* [Exercise goal]
Give every line of the data again, unchanged, but with no pictures.

begin Exercise material

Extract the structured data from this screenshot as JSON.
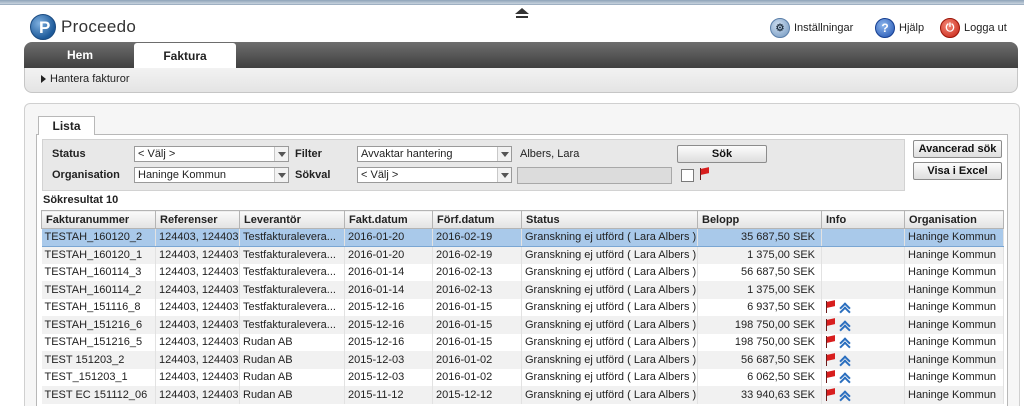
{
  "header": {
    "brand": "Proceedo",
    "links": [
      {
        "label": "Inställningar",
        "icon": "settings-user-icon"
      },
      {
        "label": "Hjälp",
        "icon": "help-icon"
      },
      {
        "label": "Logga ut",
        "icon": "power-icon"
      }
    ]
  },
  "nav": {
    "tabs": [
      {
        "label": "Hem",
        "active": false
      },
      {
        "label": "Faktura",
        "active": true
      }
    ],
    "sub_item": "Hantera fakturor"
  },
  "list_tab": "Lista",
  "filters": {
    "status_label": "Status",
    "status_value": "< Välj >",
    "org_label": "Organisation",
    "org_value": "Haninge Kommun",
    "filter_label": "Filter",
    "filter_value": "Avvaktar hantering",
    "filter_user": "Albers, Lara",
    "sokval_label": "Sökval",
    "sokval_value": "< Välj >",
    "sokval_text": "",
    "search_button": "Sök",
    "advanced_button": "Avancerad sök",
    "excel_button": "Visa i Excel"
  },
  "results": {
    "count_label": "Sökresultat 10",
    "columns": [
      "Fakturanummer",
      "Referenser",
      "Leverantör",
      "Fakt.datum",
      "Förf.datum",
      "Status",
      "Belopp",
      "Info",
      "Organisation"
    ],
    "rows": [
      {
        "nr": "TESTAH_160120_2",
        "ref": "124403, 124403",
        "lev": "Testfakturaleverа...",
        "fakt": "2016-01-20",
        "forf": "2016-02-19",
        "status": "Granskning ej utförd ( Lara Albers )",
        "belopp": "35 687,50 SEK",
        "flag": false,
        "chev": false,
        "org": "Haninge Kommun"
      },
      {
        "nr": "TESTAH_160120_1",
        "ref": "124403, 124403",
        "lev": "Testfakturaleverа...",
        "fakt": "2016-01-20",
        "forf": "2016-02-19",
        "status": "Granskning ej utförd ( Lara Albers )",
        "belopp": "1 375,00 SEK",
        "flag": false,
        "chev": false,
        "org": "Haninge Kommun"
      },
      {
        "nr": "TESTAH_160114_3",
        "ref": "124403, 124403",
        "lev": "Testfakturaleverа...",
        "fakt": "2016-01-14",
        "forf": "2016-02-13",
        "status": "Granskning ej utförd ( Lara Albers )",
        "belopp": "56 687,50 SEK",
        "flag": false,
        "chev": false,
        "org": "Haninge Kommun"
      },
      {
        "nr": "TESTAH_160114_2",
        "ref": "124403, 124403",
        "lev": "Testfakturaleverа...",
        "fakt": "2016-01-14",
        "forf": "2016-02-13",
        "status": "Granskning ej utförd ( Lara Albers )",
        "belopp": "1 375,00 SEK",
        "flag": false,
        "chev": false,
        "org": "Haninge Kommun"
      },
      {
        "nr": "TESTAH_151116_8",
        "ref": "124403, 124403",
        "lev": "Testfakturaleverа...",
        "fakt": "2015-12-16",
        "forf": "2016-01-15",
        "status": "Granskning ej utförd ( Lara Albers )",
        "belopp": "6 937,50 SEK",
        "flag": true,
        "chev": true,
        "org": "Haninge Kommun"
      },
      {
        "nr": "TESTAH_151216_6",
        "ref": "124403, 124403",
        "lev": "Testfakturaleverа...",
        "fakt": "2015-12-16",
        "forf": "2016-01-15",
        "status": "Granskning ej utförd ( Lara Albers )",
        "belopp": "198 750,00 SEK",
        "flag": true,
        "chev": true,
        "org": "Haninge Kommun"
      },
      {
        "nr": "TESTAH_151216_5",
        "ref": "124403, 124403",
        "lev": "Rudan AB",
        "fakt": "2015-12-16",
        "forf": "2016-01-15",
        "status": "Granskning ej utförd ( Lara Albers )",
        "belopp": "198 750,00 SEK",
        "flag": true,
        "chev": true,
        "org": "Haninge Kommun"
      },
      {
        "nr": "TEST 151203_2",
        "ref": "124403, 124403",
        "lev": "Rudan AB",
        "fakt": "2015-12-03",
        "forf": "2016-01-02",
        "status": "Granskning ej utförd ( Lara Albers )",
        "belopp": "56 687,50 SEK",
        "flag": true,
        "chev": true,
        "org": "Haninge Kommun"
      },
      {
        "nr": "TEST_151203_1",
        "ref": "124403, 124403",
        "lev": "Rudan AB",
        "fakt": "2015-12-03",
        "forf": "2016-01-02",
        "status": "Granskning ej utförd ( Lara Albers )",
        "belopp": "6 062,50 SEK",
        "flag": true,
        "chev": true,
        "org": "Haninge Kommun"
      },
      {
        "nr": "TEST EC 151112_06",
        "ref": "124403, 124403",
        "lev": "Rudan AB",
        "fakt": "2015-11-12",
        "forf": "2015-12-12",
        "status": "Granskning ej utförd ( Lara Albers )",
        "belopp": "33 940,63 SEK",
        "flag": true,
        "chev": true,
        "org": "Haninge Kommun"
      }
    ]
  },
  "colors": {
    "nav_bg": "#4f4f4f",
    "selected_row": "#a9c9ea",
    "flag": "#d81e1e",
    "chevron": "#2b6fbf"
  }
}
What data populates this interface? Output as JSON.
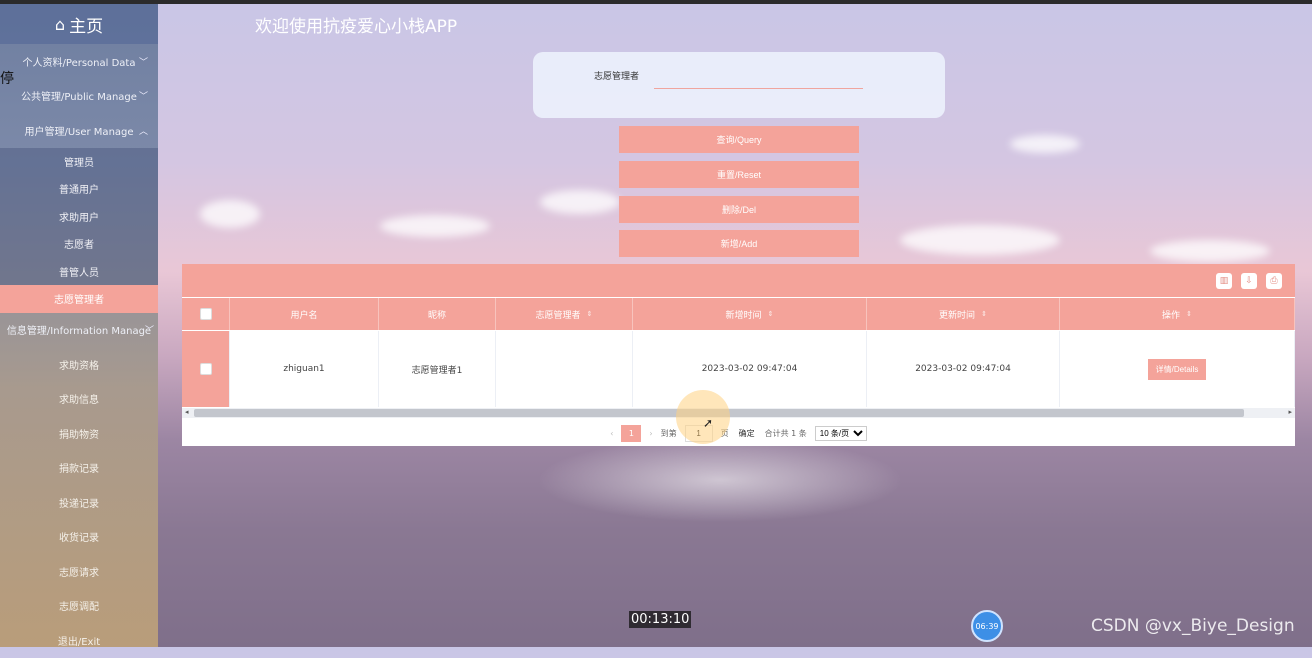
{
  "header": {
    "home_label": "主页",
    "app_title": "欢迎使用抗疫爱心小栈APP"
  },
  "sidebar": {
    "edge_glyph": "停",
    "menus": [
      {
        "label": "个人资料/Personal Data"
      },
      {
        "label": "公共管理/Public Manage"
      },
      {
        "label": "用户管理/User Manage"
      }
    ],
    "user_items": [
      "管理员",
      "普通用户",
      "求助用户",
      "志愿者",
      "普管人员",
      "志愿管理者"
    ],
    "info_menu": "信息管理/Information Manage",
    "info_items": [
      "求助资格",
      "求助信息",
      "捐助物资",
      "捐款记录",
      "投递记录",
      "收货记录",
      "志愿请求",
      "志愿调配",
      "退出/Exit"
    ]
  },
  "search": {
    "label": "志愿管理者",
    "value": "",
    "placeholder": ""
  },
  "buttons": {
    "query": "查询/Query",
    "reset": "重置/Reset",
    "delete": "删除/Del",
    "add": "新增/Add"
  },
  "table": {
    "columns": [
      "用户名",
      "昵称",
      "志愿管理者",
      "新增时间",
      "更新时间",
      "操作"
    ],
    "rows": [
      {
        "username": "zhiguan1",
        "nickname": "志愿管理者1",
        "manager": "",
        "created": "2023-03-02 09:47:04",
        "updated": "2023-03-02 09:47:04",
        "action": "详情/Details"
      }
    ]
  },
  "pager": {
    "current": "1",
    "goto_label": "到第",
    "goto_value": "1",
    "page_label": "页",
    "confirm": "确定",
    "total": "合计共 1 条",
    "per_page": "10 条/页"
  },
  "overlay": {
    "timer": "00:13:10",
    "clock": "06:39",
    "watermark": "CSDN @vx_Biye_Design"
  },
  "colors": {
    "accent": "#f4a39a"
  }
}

end Exercise material

* [Solution to the exercise]
Extract the structured data from this screenshot as JSON.
{
  "header": {
    "brand": "Proceedo",
    "links": [
      {
        "label": "Inställningar",
        "icon": "settings-user-icon"
      },
      {
        "label": "Hjälp",
        "icon": "help-icon"
      },
      {
        "label": "Logga ut",
        "icon": "power-icon"
      }
    ]
  },
  "nav": {
    "tabs": [
      {
        "label": "Hem",
        "active": false
      },
      {
        "label": "Faktura",
        "active": true
      }
    ],
    "sub_item": "Hantera fakturor"
  },
  "list_tab": "Lista",
  "filters": {
    "status_label": "Status",
    "status_value": "< Välj >",
    "org_label": "Organisation",
    "org_value": "Haninge Kommun",
    "filter_label": "Filter",
    "filter_value": "Avvaktar hantering",
    "filter_user": "Albers, Lara",
    "sokval_label": "Sökval",
    "sokval_value": "< Välj >",
    "sokval_text": "",
    "search_button": "Sök",
    "advanced_button": "Avancerad sök",
    "excel_button": "Visa i Excel"
  },
  "results": {
    "count_label": "Sökresultat 10",
    "columns": [
      "Fakturanummer",
      "Referenser",
      "Leverantör",
      "Fakt.datum",
      "Förf.datum",
      "Status",
      "Belopp",
      "Info",
      "Organisation"
    ],
    "rows": [
      {
        "nr": "TESTAH_160120_2",
        "ref": "124403, 124403",
        "lev": "Testfakturaleverа...",
        "fakt": "2016-01-20",
        "forf": "2016-02-19",
        "status": "Granskning ej utförd ( Lara Albers )",
        "belopp": "35 687,50 SEK",
        "flag": false,
        "chev": false,
        "org": "Haninge Kommun"
      },
      {
        "nr": "TESTAH_160120_1",
        "ref": "124403, 124403",
        "lev": "Testfakturaleverа...",
        "fakt": "2016-01-20",
        "forf": "2016-02-19",
        "status": "Granskning ej utförd ( Lara Albers )",
        "belopp": "1 375,00 SEK",
        "flag": false,
        "chev": false,
        "org": "Haninge Kommun"
      },
      {
        "nr": "TESTAH_160114_3",
        "ref": "124403, 124403",
        "lev": "Testfakturaleverа...",
        "fakt": "2016-01-14",
        "forf": "2016-02-13",
        "status": "Granskning ej utförd ( Lara Albers )",
        "belopp": "56 687,50 SEK",
        "flag": false,
        "chev": false,
        "org": "Haninge Kommun"
      },
      {
        "nr": "TESTAH_160114_2",
        "ref": "124403, 124403",
        "lev": "Testfakturaleverа...",
        "fakt": "2016-01-14",
        "forf": "2016-02-13",
        "status": "Granskning ej utförd ( Lara Albers )",
        "belopp": "1 375,00 SEK",
        "flag": false,
        "chev": false,
        "org": "Haninge Kommun"
      },
      {
        "nr": "TESTAH_151116_8",
        "ref": "124403, 124403",
        "lev": "Testfakturaleverа...",
        "fakt": "2015-12-16",
        "forf": "2016-01-15",
        "status": "Granskning ej utförd ( Lara Albers )",
        "belopp": "6 937,50 SEK",
        "flag": true,
        "chev": true,
        "org": "Haninge Kommun"
      },
      {
        "nr": "TESTAH_151216_6",
        "ref": "124403, 124403",
        "lev": "Testfakturaleverа...",
        "fakt": "2015-12-16",
        "forf": "2016-01-15",
        "status": "Granskning ej utförd ( Lara Albers )",
        "belopp": "198 750,00 SEK",
        "flag": true,
        "chev": true,
        "org": "Haninge Kommun"
      },
      {
        "nr": "TESTAH_151216_5",
        "ref": "124403, 124403",
        "lev": "Rudan AB",
        "fakt": "2015-12-16",
        "forf": "2016-01-15",
        "status": "Granskning ej utförd ( Lara Albers )",
        "belopp": "198 750,00 SEK",
        "flag": true,
        "chev": true,
        "org": "Haninge Kommun"
      },
      {
        "nr": "TEST 151203_2",
        "ref": "124403, 124403",
        "lev": "Rudan AB",
        "fakt": "2015-12-03",
        "forf": "2016-01-02",
        "status": "Granskning ej utförd ( Lara Albers )",
        "belopp": "56 687,50 SEK",
        "flag": true,
        "chev": true,
        "org": "Haninge Kommun"
      },
      {
        "nr": "TEST_151203_1",
        "ref": "124403, 124403",
        "lev": "Rudan AB",
        "fakt": "2015-12-03",
        "forf": "2016-01-02",
        "status": "Granskning ej utförd ( Lara Albers )",
        "belopp": "6 062,50 SEK",
        "flag": true,
        "chev": true,
        "org": "Haninge Kommun"
      },
      {
        "nr": "TEST EC 151112_06",
        "ref": "124403, 124403",
        "lev": "Rudan AB",
        "fakt": "2015-11-12",
        "forf": "2015-12-12",
        "status": "Granskning ej utförd ( Lara Albers )",
        "belopp": "33 940,63 SEK",
        "flag": true,
        "chev": true,
        "org": "Haninge Kommun"
      }
    ]
  },
  "colors": {
    "nav_bg": "#4f4f4f",
    "selected_row": "#a9c9ea",
    "flag": "#d81e1e",
    "chevron": "#2b6fbf"
  }
}
What data populates this interface? Output as JSON.
{
  "header": {
    "home_label": "主页",
    "app_title": "欢迎使用抗疫爱心小栈APP"
  },
  "sidebar": {
    "edge_glyph": "停",
    "menus": [
      {
        "label": "个人资料/Personal Data"
      },
      {
        "label": "公共管理/Public Manage"
      },
      {
        "label": "用户管理/User Manage"
      }
    ],
    "user_items": [
      "管理员",
      "普通用户",
      "求助用户",
      "志愿者",
      "普管人员",
      "志愿管理者"
    ],
    "info_menu": "信息管理/Information Manage",
    "info_items": [
      "求助资格",
      "求助信息",
      "捐助物资",
      "捐款记录",
      "投递记录",
      "收货记录",
      "志愿请求",
      "志愿调配",
      "退出/Exit"
    ]
  },
  "search": {
    "label": "志愿管理者",
    "value": "",
    "placeholder": ""
  },
  "buttons": {
    "query": "查询/Query",
    "reset": "重置/Reset",
    "delete": "删除/Del",
    "add": "新增/Add"
  },
  "table": {
    "columns": [
      "用户名",
      "昵称",
      "志愿管理者",
      "新增时间",
      "更新时间",
      "操作"
    ],
    "rows": [
      {
        "username": "zhiguan1",
        "nickname": "志愿管理者1",
        "manager": "",
        "created": "2023-03-02 09:47:04",
        "updated": "2023-03-02 09:47:04",
        "action": "详情/Details"
      }
    ]
  },
  "pager": {
    "current": "1",
    "goto_label": "到第",
    "goto_value": "1",
    "page_label": "页",
    "confirm": "确定",
    "total": "合计共 1 条",
    "per_page": "10 条/页"
  },
  "overlay": {
    "timer": "00:13:10",
    "clock": "06:39",
    "watermark": "CSDN @vx_Biye_Design"
  },
  "colors": {
    "accent": "#f4a39a"
  }
}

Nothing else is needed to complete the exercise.